Repeat everything from the start of the records down to the line containing "- terminal-icon[interactable]: [952, 1446, 999, 1493]", with both ends included, character for character.

══ Extracted information

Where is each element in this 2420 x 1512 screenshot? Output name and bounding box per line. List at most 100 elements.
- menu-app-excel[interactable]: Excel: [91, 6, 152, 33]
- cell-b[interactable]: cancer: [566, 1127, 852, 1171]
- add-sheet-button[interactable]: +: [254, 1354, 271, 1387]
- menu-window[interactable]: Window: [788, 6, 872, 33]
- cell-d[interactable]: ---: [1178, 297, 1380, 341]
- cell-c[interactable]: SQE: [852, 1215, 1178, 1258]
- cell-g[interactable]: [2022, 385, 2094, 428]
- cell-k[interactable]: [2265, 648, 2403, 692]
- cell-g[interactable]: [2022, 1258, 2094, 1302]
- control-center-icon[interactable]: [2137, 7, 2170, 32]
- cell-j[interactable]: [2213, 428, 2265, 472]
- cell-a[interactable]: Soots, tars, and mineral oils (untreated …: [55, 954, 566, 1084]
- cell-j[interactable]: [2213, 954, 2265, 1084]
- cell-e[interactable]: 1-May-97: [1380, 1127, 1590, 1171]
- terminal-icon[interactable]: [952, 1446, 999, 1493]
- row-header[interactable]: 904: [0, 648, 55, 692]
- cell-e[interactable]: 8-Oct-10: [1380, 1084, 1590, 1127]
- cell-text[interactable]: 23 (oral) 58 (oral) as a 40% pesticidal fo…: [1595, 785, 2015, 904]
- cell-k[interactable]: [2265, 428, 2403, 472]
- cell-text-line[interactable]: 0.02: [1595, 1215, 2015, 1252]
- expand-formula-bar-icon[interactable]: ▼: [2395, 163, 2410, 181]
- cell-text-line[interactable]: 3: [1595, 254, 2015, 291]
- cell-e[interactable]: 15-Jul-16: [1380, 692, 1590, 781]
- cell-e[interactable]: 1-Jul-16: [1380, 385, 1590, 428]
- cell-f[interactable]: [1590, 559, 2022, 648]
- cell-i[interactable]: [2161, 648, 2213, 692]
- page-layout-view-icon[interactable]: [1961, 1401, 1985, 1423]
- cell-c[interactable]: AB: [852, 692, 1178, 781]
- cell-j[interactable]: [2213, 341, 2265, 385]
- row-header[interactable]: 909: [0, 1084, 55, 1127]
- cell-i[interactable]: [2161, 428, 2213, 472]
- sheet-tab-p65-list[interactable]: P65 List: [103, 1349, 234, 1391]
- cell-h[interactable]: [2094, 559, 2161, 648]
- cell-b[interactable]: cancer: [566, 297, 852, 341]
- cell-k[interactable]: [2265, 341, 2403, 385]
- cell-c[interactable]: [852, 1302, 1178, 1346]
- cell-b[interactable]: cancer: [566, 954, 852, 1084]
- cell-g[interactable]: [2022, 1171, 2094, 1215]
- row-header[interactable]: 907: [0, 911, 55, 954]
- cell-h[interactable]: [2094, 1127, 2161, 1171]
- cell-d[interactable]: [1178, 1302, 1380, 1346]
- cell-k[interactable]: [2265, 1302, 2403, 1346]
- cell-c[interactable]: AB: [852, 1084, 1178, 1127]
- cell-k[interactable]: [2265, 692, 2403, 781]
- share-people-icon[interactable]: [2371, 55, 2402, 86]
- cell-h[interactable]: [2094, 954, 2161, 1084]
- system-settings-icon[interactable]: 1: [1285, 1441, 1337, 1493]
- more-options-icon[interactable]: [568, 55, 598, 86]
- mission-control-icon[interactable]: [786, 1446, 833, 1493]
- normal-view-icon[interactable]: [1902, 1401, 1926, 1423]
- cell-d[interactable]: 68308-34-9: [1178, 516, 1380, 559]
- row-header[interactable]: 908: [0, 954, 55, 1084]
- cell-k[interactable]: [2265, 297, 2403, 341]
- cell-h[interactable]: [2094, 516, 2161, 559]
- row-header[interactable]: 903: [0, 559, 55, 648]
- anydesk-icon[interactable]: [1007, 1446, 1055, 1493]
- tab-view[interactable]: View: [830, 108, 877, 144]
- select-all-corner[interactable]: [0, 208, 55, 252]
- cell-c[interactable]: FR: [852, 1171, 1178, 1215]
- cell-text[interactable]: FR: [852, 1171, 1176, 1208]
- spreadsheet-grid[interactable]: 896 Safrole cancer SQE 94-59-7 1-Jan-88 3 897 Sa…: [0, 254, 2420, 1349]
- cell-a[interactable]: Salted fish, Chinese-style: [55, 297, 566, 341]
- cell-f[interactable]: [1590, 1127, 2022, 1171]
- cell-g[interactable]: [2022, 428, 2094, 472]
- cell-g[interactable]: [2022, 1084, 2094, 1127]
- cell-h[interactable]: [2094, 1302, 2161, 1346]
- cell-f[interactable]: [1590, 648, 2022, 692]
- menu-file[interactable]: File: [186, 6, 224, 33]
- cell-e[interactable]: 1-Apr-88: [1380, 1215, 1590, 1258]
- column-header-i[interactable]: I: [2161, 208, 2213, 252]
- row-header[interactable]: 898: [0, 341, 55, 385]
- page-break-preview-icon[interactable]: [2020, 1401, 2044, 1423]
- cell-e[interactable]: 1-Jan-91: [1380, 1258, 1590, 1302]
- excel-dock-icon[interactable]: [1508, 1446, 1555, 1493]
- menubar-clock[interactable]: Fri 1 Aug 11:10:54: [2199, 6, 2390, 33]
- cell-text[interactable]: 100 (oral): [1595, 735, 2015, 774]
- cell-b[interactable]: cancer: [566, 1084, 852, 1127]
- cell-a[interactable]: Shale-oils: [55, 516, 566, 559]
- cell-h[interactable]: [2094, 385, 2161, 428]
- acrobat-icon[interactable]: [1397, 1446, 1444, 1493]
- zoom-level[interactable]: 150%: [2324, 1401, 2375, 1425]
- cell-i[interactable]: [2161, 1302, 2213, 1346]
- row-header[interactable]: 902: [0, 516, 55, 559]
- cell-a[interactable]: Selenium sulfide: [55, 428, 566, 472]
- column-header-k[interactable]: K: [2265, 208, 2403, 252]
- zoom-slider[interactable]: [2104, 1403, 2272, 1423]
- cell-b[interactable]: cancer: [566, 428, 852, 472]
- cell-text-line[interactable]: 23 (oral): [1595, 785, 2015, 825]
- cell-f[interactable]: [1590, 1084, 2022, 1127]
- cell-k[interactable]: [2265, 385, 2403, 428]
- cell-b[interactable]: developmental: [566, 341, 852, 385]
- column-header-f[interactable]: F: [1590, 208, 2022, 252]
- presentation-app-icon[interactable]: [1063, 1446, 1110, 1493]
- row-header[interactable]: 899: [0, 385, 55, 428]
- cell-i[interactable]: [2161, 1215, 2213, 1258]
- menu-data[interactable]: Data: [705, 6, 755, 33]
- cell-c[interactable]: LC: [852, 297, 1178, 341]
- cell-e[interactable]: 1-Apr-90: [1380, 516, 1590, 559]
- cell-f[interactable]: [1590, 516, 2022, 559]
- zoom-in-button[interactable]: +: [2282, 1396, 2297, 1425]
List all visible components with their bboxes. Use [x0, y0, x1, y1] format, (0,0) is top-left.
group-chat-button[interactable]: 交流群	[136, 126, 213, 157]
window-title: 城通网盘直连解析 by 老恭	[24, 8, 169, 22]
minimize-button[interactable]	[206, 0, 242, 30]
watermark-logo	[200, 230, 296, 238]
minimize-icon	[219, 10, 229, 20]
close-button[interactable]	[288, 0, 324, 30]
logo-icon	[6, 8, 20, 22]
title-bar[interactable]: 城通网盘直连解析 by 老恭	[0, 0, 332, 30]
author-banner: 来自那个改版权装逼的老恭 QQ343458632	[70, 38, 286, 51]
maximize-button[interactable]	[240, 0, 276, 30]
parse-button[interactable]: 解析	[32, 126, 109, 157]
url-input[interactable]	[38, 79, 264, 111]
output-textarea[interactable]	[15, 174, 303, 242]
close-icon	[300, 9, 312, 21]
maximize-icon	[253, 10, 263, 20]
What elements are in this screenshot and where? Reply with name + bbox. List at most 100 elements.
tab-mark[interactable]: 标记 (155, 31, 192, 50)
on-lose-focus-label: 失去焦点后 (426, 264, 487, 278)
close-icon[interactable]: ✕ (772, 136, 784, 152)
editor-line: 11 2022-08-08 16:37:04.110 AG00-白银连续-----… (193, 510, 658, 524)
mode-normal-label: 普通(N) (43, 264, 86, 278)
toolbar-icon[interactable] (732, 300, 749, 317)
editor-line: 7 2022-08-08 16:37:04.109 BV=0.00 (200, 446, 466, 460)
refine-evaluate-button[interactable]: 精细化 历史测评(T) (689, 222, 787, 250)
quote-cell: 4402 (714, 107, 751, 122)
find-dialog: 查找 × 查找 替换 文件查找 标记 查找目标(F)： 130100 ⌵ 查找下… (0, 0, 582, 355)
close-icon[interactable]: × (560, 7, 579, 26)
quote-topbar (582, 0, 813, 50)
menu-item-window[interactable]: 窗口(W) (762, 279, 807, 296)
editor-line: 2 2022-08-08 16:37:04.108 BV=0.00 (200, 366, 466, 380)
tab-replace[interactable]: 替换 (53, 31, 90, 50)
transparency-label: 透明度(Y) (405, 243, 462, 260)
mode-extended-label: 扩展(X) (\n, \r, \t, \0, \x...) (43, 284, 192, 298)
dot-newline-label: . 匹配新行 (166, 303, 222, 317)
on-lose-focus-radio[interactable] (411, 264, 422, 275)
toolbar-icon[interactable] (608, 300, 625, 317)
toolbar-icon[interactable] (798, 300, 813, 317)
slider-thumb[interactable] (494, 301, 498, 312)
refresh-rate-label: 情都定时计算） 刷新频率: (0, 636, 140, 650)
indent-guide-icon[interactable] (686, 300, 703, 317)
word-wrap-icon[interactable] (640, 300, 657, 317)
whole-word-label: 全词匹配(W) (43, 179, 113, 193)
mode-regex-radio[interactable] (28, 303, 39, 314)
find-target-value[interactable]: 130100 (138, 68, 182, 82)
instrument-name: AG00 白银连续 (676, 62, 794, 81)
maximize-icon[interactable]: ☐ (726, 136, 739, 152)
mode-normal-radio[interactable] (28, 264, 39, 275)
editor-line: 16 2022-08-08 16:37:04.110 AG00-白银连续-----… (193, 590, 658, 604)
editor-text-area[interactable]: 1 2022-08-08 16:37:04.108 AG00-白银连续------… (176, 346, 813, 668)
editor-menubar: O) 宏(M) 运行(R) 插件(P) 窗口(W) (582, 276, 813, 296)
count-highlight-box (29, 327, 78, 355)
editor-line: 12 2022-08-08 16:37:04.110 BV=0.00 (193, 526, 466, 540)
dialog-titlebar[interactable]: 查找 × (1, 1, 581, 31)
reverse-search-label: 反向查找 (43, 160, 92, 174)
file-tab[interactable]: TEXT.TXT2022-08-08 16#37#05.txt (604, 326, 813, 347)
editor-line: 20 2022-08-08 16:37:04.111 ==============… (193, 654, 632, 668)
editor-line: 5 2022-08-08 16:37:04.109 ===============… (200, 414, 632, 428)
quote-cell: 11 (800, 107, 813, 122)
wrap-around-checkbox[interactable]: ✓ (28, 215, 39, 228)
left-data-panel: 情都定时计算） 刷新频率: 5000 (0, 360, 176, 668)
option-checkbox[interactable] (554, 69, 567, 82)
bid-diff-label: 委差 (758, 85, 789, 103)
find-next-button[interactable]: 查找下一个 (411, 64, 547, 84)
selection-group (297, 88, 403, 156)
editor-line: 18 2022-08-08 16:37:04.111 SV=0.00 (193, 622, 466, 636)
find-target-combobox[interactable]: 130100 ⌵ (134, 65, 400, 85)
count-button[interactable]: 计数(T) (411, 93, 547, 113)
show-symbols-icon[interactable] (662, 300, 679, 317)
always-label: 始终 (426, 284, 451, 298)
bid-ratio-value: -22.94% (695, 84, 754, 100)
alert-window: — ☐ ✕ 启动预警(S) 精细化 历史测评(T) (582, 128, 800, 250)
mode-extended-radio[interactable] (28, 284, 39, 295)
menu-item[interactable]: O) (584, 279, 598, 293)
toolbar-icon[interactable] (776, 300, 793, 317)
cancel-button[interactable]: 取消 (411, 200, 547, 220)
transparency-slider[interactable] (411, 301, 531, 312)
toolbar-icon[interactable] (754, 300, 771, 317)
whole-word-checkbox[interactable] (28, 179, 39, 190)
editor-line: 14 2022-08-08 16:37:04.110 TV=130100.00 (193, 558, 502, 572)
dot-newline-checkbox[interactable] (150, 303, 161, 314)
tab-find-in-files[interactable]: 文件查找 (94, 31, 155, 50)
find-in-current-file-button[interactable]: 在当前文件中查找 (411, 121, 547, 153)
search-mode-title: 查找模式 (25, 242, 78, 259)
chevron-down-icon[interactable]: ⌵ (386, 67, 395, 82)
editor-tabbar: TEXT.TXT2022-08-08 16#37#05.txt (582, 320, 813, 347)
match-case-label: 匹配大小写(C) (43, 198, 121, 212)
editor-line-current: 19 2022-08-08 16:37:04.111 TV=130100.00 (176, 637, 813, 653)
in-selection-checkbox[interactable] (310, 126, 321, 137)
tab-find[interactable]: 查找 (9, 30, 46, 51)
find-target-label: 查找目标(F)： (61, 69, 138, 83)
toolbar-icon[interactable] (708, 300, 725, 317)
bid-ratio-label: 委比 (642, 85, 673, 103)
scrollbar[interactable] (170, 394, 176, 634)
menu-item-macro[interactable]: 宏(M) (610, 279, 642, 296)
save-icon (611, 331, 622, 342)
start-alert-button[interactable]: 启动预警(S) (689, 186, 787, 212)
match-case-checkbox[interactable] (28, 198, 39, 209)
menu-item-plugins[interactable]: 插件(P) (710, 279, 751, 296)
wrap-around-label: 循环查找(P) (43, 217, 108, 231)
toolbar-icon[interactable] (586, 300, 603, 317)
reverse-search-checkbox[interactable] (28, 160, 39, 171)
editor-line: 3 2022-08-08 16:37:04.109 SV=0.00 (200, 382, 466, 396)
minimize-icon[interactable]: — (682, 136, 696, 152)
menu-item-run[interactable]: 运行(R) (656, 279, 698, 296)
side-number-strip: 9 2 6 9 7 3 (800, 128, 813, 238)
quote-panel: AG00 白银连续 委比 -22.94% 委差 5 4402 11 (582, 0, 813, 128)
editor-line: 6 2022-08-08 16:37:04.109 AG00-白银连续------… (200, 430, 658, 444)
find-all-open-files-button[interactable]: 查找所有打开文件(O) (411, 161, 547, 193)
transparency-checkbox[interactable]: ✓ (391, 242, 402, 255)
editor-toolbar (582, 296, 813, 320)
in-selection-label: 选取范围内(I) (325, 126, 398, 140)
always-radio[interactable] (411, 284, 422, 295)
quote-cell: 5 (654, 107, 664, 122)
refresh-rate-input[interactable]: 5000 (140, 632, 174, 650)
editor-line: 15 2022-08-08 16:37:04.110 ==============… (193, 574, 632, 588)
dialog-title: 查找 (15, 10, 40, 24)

════

[Full answer]:
Where is each element in this 2420 x 1512 screenshot? Output name and bounding box per line. List at most 100 elements.
- menu-app-excel[interactable]: Excel: [91, 6, 152, 33]
- cell-b[interactable]: cancer: [566, 1127, 852, 1171]
- add-sheet-button[interactable]: +: [254, 1354, 271, 1387]
- menu-window[interactable]: Window: [788, 6, 872, 33]
- cell-d[interactable]: ---: [1178, 297, 1380, 341]
- cell-c[interactable]: SQE: [852, 1215, 1178, 1258]
- cell-g[interactable]: [2022, 385, 2094, 428]
- cell-k[interactable]: [2265, 648, 2403, 692]
- cell-g[interactable]: [2022, 1258, 2094, 1302]
- control-center-icon[interactable]: [2137, 7, 2170, 32]
- cell-j[interactable]: [2213, 428, 2265, 472]
- cell-a[interactable]: Soots, tars, and mineral oils (untreated …: [55, 954, 566, 1084]
- cell-j[interactable]: [2213, 954, 2265, 1084]
- cell-e[interactable]: 1-May-97: [1380, 1127, 1590, 1171]
- terminal-icon[interactable]: [952, 1446, 999, 1493]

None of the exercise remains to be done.